● **The task**: Drop the pictures from the entries below, then reproduce the rest exactly.
* Begin Records to use *
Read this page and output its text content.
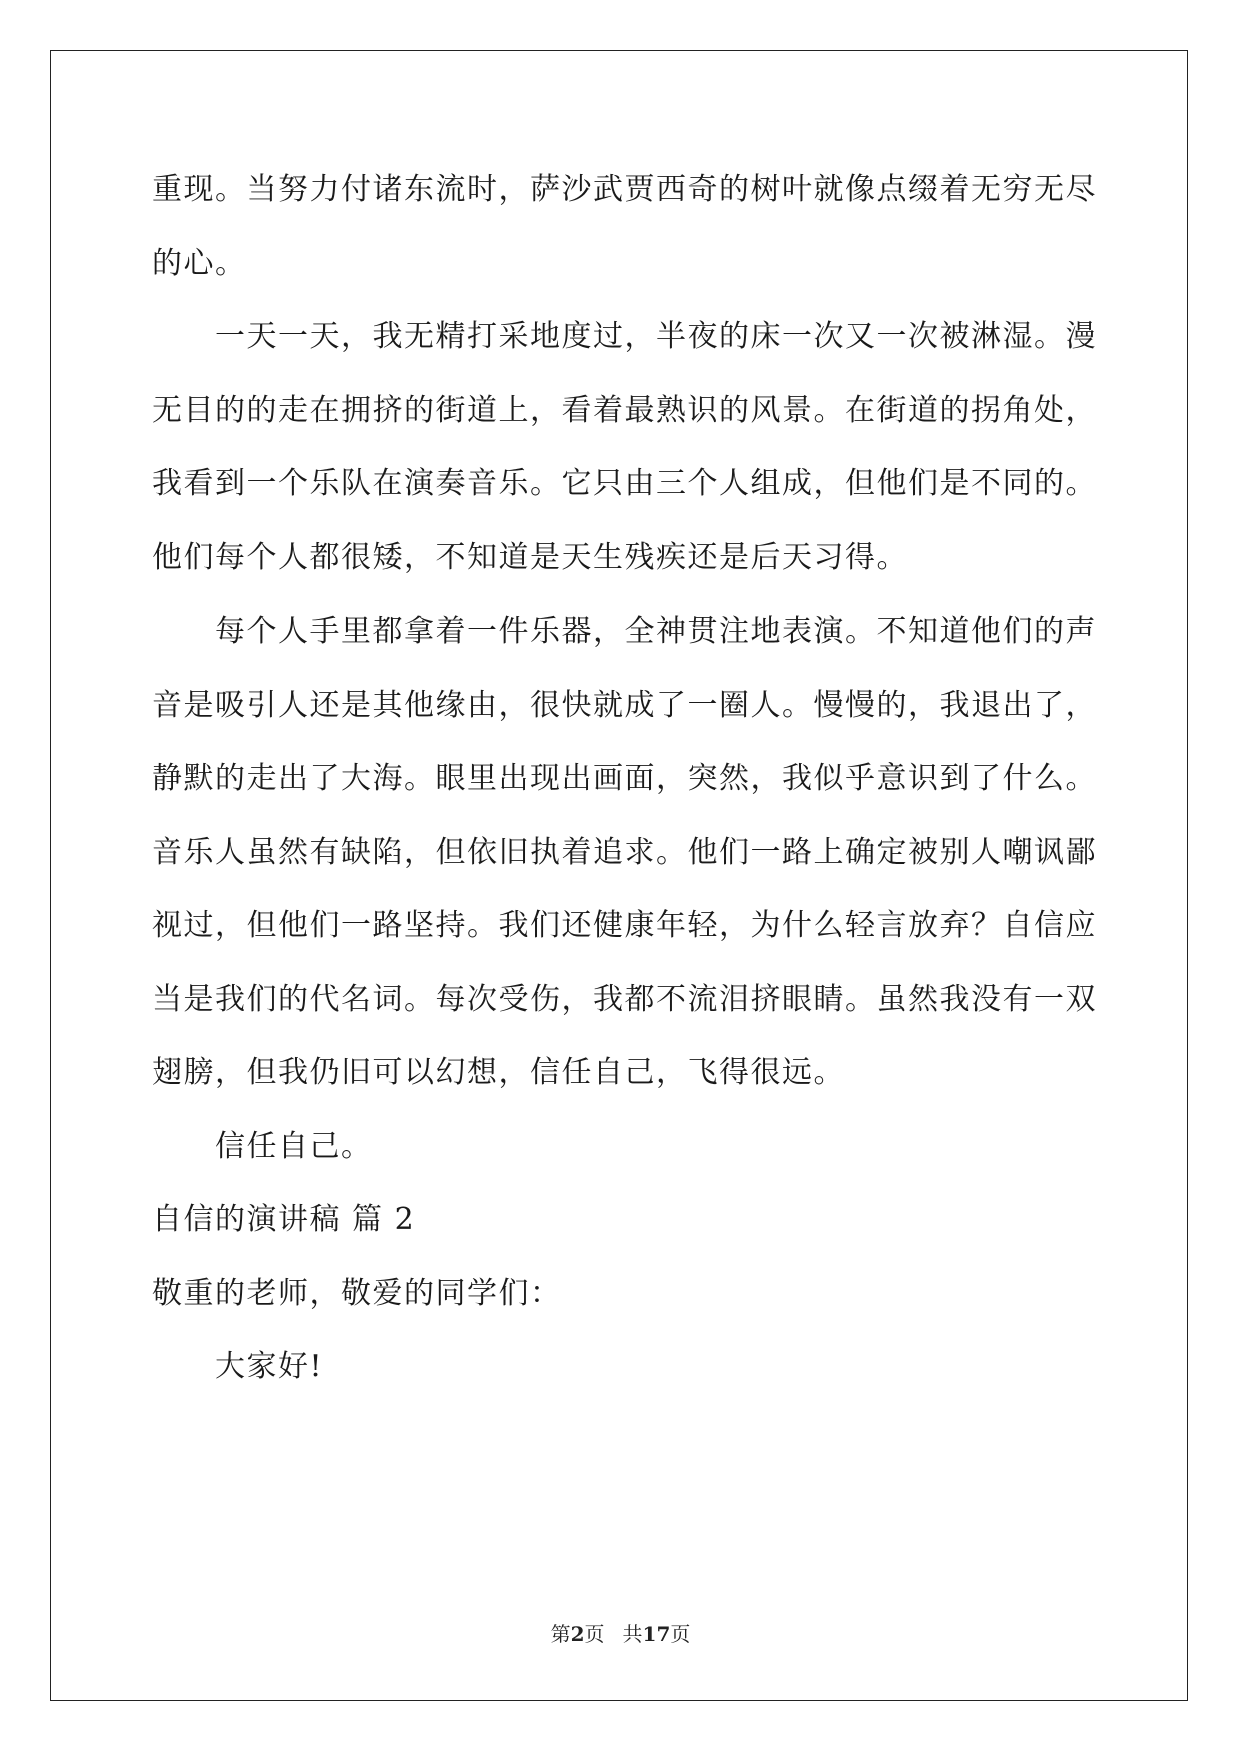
重现。当努力付诸东流时，萨沙武贾西奇的树叶就像点缀着无穷无尽
的心。
一天一天，我无精打采地度过，半夜的床一次又一次被淋湿。漫
无目的的走在拥挤的街道上，看着最熟识的风景。在街道的拐角处，
我看到一个乐队在演奏音乐。它只由三个人组成，但他们是不同的。
他们每个人都很矮，不知道是天生残疾还是后天习得。
每个人手里都拿着一件乐器，全神贯注地表演。不知道他们的声
音是吸引人还是其他缘由，很快就成了一圈人。慢慢的，我退出了，
静默的走出了大海。眼里出现出画面，突然，我似乎意识到了什么。
音乐人虽然有缺陷，但依旧执着追求。他们一路上确定被别人嘲讽鄙
视过，但他们一路坚持。我们还健康年轻，为什么轻言放弃？自信应
当是我们的代名词。每次受伤，我都不流泪挤眼睛。虽然我没有一双
翅膀，但我仍旧可以幻想，信任自己，飞得很远。
信任自己。
自信的演讲稿 篇 2
敬重的老师，敬爱的同学们：
大家好!
第2页 共17页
* End Records to use *
● **Solution to this problem**:
Read this page and output its text content.
重现。当努力付诸东流时，萨沙武贾西奇的树叶就像点缀着无穷无尽
的心。
一天一天，我无精打采地度过，半夜的床一次又一次被淋湿。漫
无目的的走在拥挤的街道上，看着最熟识的风景。在街道的拐角处，
我看到一个乐队在演奏音乐。它只由三个人组成，但他们是不同的。
他们每个人都很矮，不知道是天生残疾还是后天习得。
每个人手里都拿着一件乐器，全神贯注地表演。不知道他们的声
音是吸引人还是其他缘由，很快就成了一圈人。慢慢的，我退出了，
静默的走出了大海。眼里出现出画面，突然，我似乎意识到了什么。
音乐人虽然有缺陷，但依旧执着追求。他们一路上确定被别人嘲讽鄙
视过，但他们一路坚持。我们还健康年轻，为什么轻言放弃？自信应
当是我们的代名词。每次受伤，我都不流泪挤眼睛。虽然我没有一双
翅膀，但我仍旧可以幻想，信任自己，飞得很远。
信任自己。
自信的演讲稿 篇 2
敬重的老师，敬爱的同学们：
大家好!
第2页 共17页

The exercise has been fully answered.